» **PROBLEM DESCRIPTION**:
Where the string "Would" occurs in the material below, report the whole line.
··· EXCERPTED DATA ···
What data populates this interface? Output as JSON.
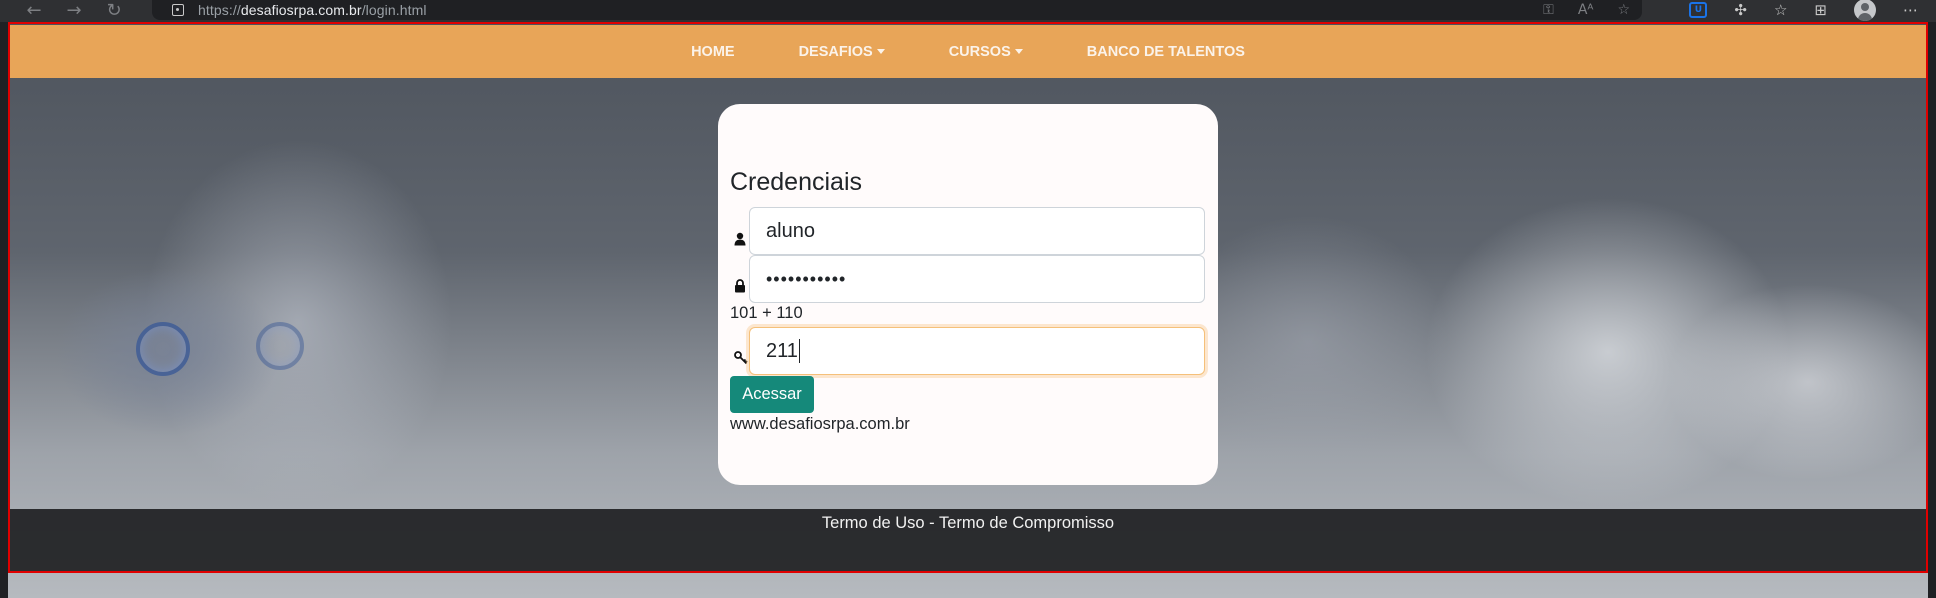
{
  "browser": {
    "url_prefix": "https://",
    "url_host": "desafiosrpa.com.br",
    "url_path": "/login.html",
    "extension_badge": "U"
  },
  "navbar": {
    "items": [
      {
        "label": "HOME",
        "dropdown": false
      },
      {
        "label": "DESAFIOS",
        "dropdown": true
      },
      {
        "label": "CURSOS",
        "dropdown": true
      },
      {
        "label": "BANCO DE TALENTOS",
        "dropdown": false
      }
    ]
  },
  "login": {
    "title": "Credenciais",
    "username_value": "aluno",
    "password_value": "•••••••••••",
    "captcha_question": "101 + 110",
    "captcha_value": "211",
    "submit_label": "Acessar",
    "site_text": "www.desafiosrpa.com.br"
  },
  "footer": {
    "text": "Termo de Uso - Termo de Compromisso"
  },
  "colors": {
    "navbar_bg": "#e8a558",
    "button_bg": "#15897a",
    "card_bg": "#fffbfb",
    "footer_bg": "#202123",
    "frame": "#e00000"
  }
}
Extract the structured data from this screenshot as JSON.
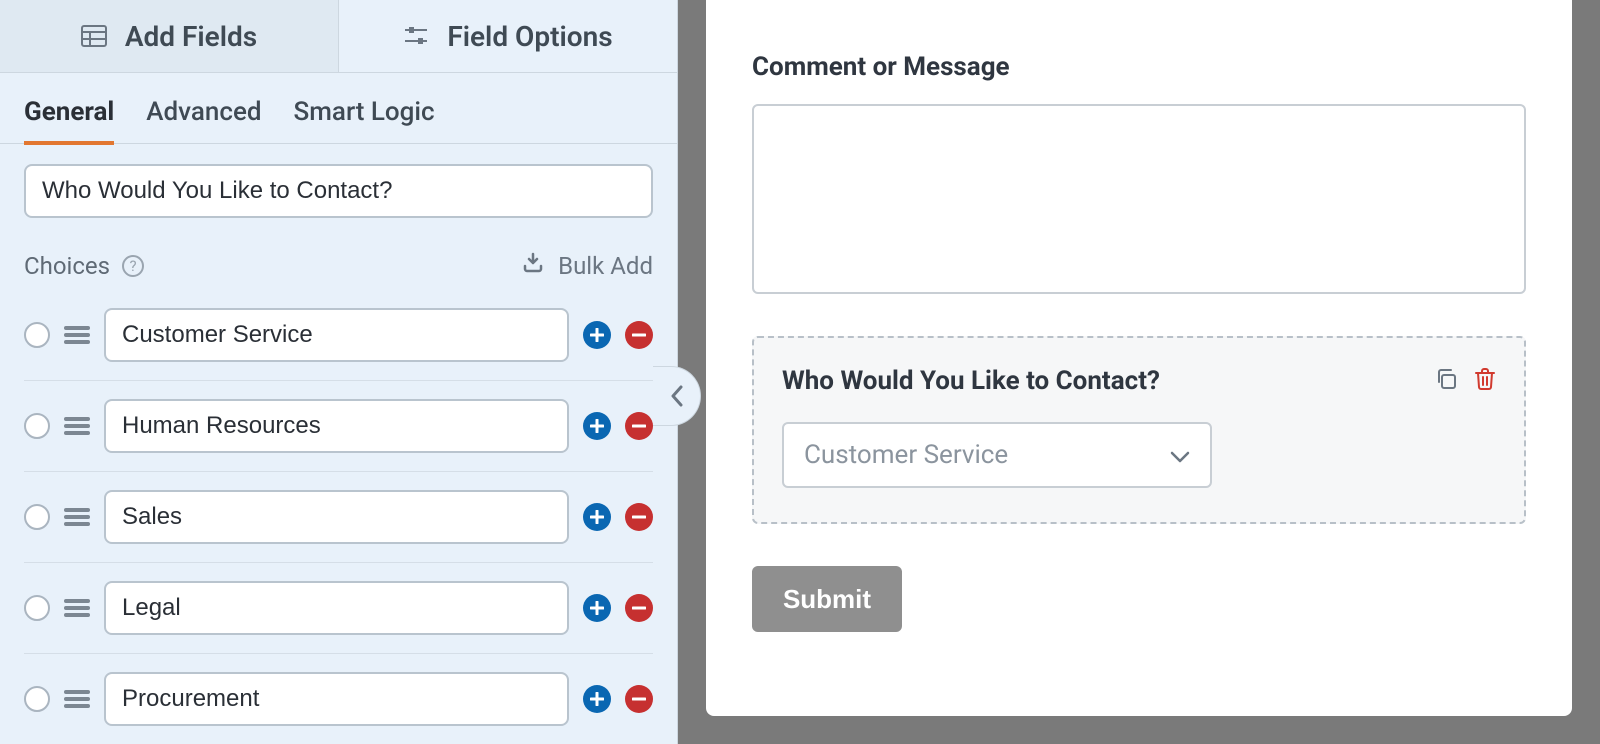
{
  "top_tabs": {
    "add_fields": "Add Fields",
    "field_options": "Field Options"
  },
  "sub_tabs": {
    "general": "General",
    "advanced": "Advanced",
    "smart_logic": "Smart Logic"
  },
  "field_label_value": "Who Would You Like to Contact?",
  "choices_label": "Choices",
  "bulk_add_label": "Bulk Add",
  "choices": [
    {
      "value": "Customer Service"
    },
    {
      "value": "Human Resources"
    },
    {
      "value": "Sales"
    },
    {
      "value": "Legal"
    },
    {
      "value": "Procurement"
    }
  ],
  "preview": {
    "comment_label": "Comment or Message",
    "contact_label": "Who Would You Like to Contact?",
    "dropdown_selected": "Customer Service",
    "submit_label": "Submit"
  }
}
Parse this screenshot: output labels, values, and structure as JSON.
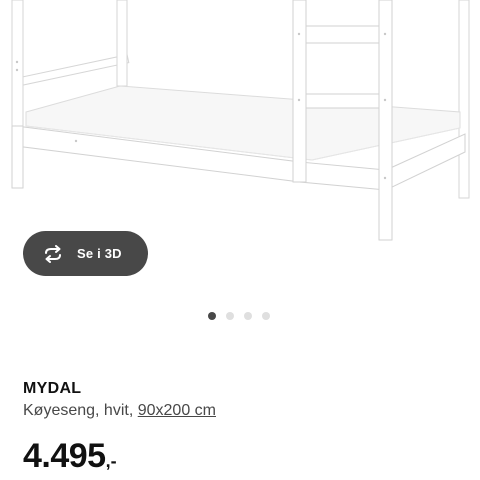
{
  "viewer": {
    "button_label": "Se i 3D",
    "button_icon": "rotate-arrows-icon"
  },
  "gallery": {
    "dot_count": 4,
    "active_index": 0
  },
  "product": {
    "name": "MYDAL",
    "description_prefix": "Køyeseng, hvit, ",
    "size_link": "90x200 cm",
    "price_amount": "4.495",
    "price_suffix": ",-"
  },
  "colors": {
    "button_bg": "#484848",
    "active_dot": "#484848",
    "inactive_dot": "#dfdfdf",
    "text_primary": "#111111",
    "text_secondary": "#484848"
  }
}
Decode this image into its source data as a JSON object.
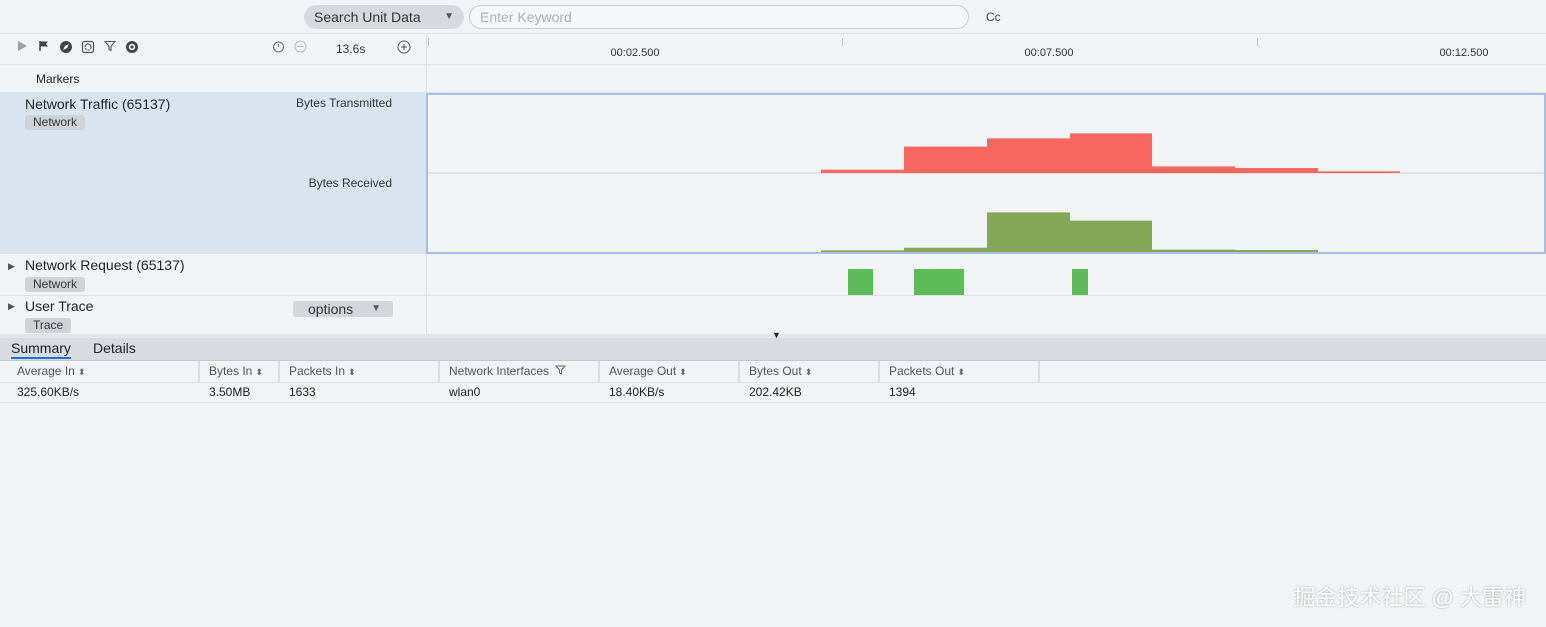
{
  "search": {
    "type_label": "Search Unit Data",
    "placeholder": "Enter Keyword",
    "case_toggle": "Cc"
  },
  "toolbar": {
    "zoom_level": "13.6s",
    "icons": [
      "play-icon",
      "flag-icon",
      "compass-icon",
      "refresh-icon",
      "filter-icon",
      "settings-icon",
      "timer-icon",
      "zoom-out-icon",
      "zoom-in-icon"
    ]
  },
  "ruler": {
    "ticks": [
      "00:02.500",
      "00:07.500",
      "00:12.500"
    ]
  },
  "markers": {
    "label": "Markers"
  },
  "lanes": {
    "network_traffic": {
      "title": "Network Traffic (65137)",
      "tag": "Network",
      "metric_tx": "Bytes Transmitted",
      "metric_rx": "Bytes Received",
      "tx_color": "#f7675f",
      "rx_color": "#82a857",
      "tx_levels": [
        0.1,
        0.8,
        1.05,
        1.2,
        0.2,
        0.15,
        0.05
      ],
      "rx_levels": [
        0.05,
        0.13,
        1.2,
        0.95,
        0.07,
        0.06
      ]
    },
    "network_request": {
      "title": "Network Request (65137)",
      "tag": "Network",
      "bar_color": "#5ebb5a"
    },
    "user_trace": {
      "title": "User Trace",
      "tag": "Trace",
      "options_label": "options"
    }
  },
  "details": {
    "tabs": [
      "Summary",
      "Details"
    ],
    "columns": [
      "Average In",
      "Bytes In",
      "Packets In",
      "Network Interfaces",
      "Average Out",
      "Bytes Out",
      "Packets Out"
    ],
    "row": [
      "325.60KB/s",
      "3.50MB",
      "1633",
      "wlan0",
      "18.40KB/s",
      "202.42KB",
      "1394"
    ]
  },
  "watermark": "掘金技术社区 @ 大雷神"
}
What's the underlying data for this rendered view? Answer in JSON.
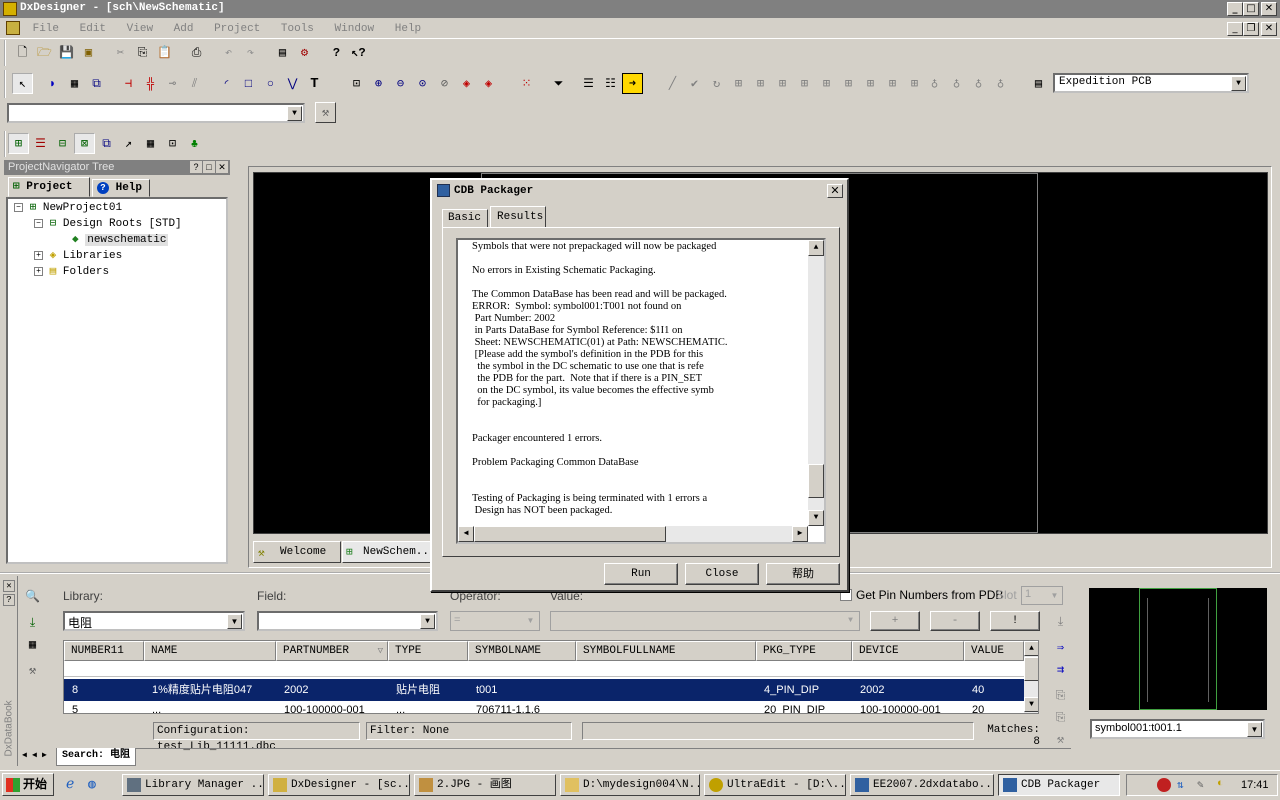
{
  "window": {
    "title": "DxDesigner - [sch\\NewSchematic]"
  },
  "menu": [
    "File",
    "Edit",
    "View",
    "Add",
    "Project",
    "Tools",
    "Window",
    "Help"
  ],
  "toolbar": {
    "flow_value": "Expedition PCB",
    "combo_value": ""
  },
  "navigator": {
    "title": "ProjectNavigator Tree",
    "tabs": [
      "Project",
      "Help"
    ],
    "tree": [
      "NewProject01",
      "Design Roots [STD]",
      "newschematic",
      "Libraries",
      "Folders"
    ]
  },
  "doc_tabs": [
    "Welcome",
    "NewSchem..."
  ],
  "dialog": {
    "title": "CDB Packager",
    "tabs": [
      "Basic",
      "Results"
    ],
    "log": [
      "Symbols that were not prepackaged will now be packaged",
      "",
      "No errors in Existing Schematic Packaging.",
      "",
      "The Common DataBase has been read and will be packaged.",
      "ERROR:  Symbol: symbol001:T001 not found on",
      " Part Number: 2002",
      " in Parts DataBase for Symbol Reference: $1I1 on",
      " Sheet: NEWSCHEMATIC(01) at Path: NEWSCHEMATIC.",
      " [Please add the symbol's definition in the PDB for this",
      "  the symbol in the DC schematic to use one that is refe",
      "  the PDB for the part.  Note that if there is a PIN_SET",
      "  on the DC symbol, its value becomes the effective symb",
      "  for packaging.]",
      "",
      "",
      "Packager encountered 1 errors.",
      "",
      "Problem Packaging Common DataBase",
      "",
      "",
      "Testing of Packaging is being terminated with 1 errors a",
      " Design has NOT been packaged."
    ],
    "buttons": {
      "run": "Run",
      "close": "Close",
      "help": "帮助"
    }
  },
  "databook": {
    "side_label": "DxDataBook",
    "library_label": "Library:",
    "library_value": "电阻",
    "field_label": "Field:",
    "field_value": "",
    "operator_label": "Operator:",
    "operator_value": "=",
    "value_label": "Value:",
    "value_value": "",
    "get_pin_label": "Get Pin Numbers from PDB",
    "slot_label": "Slot",
    "slot_value": "1",
    "plus": "+",
    "minus": "-",
    "excl": "!",
    "columns": [
      "NUMBER11",
      "NAME",
      "PARTNUMBER",
      "TYPE",
      "SYMBOLNAME",
      "SYMBOLFULLNAME",
      "PKG_TYPE",
      "DEVICE",
      "VALUE"
    ],
    "row_selected": [
      "8",
      "1%精度贴片电阻047",
      "2002",
      "贴片电阻",
      "t001",
      "",
      "4_PIN_DIP",
      "2002",
      "40"
    ],
    "row_partial": [
      "5",
      "...",
      "100-100000-001",
      "...",
      "706711-1.1.6",
      "",
      "20_PIN_DIP",
      "100-100000-001",
      "20"
    ],
    "status": {
      "configuration": "Configuration: test_Lib_11111.dbc",
      "filter": "Filter: None",
      "matches": "Matches: 8"
    },
    "search_tab": "Search: 电阻",
    "preview_symbol": "symbol001:t001.1"
  },
  "taskbar": {
    "start": "开始",
    "items": [
      "Library Manager ...",
      "DxDesigner - [sc...",
      "2.JPG - 画图",
      "D:\\mydesign004\\N...",
      "UltraEdit - [D:\\...",
      "EE2007.2dxdatabo...",
      "CDB Packager"
    ],
    "clock": "17:41"
  }
}
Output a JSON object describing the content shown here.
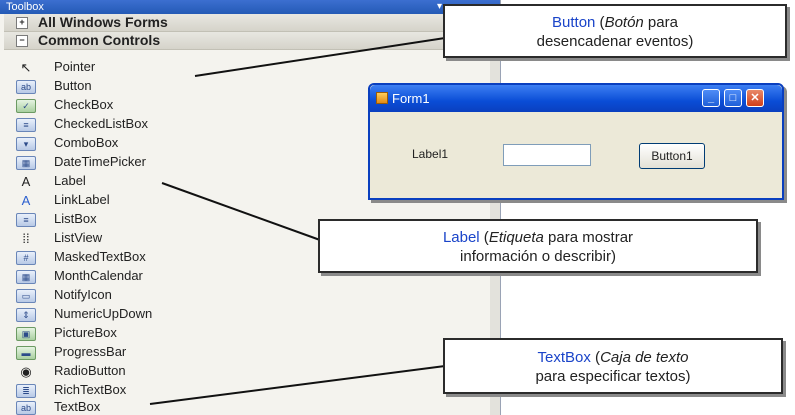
{
  "toolbox": {
    "title": "Toolbox",
    "pin_glyph": "▾",
    "sections": [
      {
        "label": "All Windows Forms",
        "toggle": "+"
      },
      {
        "label": "Common Controls",
        "toggle": "−"
      }
    ],
    "items": [
      {
        "label": "Pointer",
        "icon": "pointer-icon",
        "glyph": "↖"
      },
      {
        "label": "Button",
        "icon": "button-icon",
        "glyph": "ab"
      },
      {
        "label": "CheckBox",
        "icon": "checkbox-icon",
        "glyph": "✓"
      },
      {
        "label": "CheckedListBox",
        "icon": "checked-list-box-icon",
        "glyph": "≡"
      },
      {
        "label": "ComboBox",
        "icon": "combobox-icon",
        "glyph": "▾"
      },
      {
        "label": "DateTimePicker",
        "icon": "date-time-picker-icon",
        "glyph": "▦"
      },
      {
        "label": "Label",
        "icon": "label-icon",
        "glyph": "A"
      },
      {
        "label": "LinkLabel",
        "icon": "link-label-icon",
        "glyph": "A"
      },
      {
        "label": "ListBox",
        "icon": "listbox-icon",
        "glyph": "≡"
      },
      {
        "label": "ListView",
        "icon": "listview-icon",
        "glyph": "⁞⁞"
      },
      {
        "label": "MaskedTextBox",
        "icon": "masked-textbox-icon",
        "glyph": "#"
      },
      {
        "label": "MonthCalendar",
        "icon": "month-calendar-icon",
        "glyph": "▦"
      },
      {
        "label": "NotifyIcon",
        "icon": "notify-icon-icon",
        "glyph": "▭"
      },
      {
        "label": "NumericUpDown",
        "icon": "numeric-updown-icon",
        "glyph": "⇕"
      },
      {
        "label": "PictureBox",
        "icon": "picturebox-icon",
        "glyph": "▣"
      },
      {
        "label": "ProgressBar",
        "icon": "progressbar-icon",
        "glyph": "▬"
      },
      {
        "label": "RadioButton",
        "icon": "radio-button-icon",
        "glyph": "◉"
      },
      {
        "label": "RichTextBox",
        "icon": "rich-textbox-icon",
        "glyph": "≣"
      },
      {
        "label": "TextBox",
        "icon": "textbox-icon",
        "glyph": "ab"
      }
    ]
  },
  "callouts": {
    "button": {
      "keyword": "Button",
      "open_paren": " (",
      "italic": "Botón",
      "rest": " para",
      "line2": "desencadenar eventos)"
    },
    "label": {
      "keyword": "Label",
      "open_paren": " (",
      "italic": "Etiqueta",
      "rest": " para mostrar",
      "line2": "información o describir)"
    },
    "textbox": {
      "keyword": "TextBox",
      "open_paren": " (",
      "italic": "Caja de texto",
      "rest": "",
      "line2": "para especificar textos)"
    }
  },
  "form": {
    "title": "Form1",
    "label_text": "Label1",
    "textbox_value": "",
    "button_label": "Button1",
    "minimize_glyph": "_",
    "maximize_glyph": "□",
    "close_glyph": "✕"
  },
  "colors": {
    "callout_keyword": "#1a44c9",
    "titlebar": "#0a4dd6",
    "close_button": "#cf3f1b"
  }
}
···
» **FINISHED EXERCISE**:
  "field_label_value": "Who Would You Like to Contact?",
    "contact_label": "Who Would You Like to Contact?",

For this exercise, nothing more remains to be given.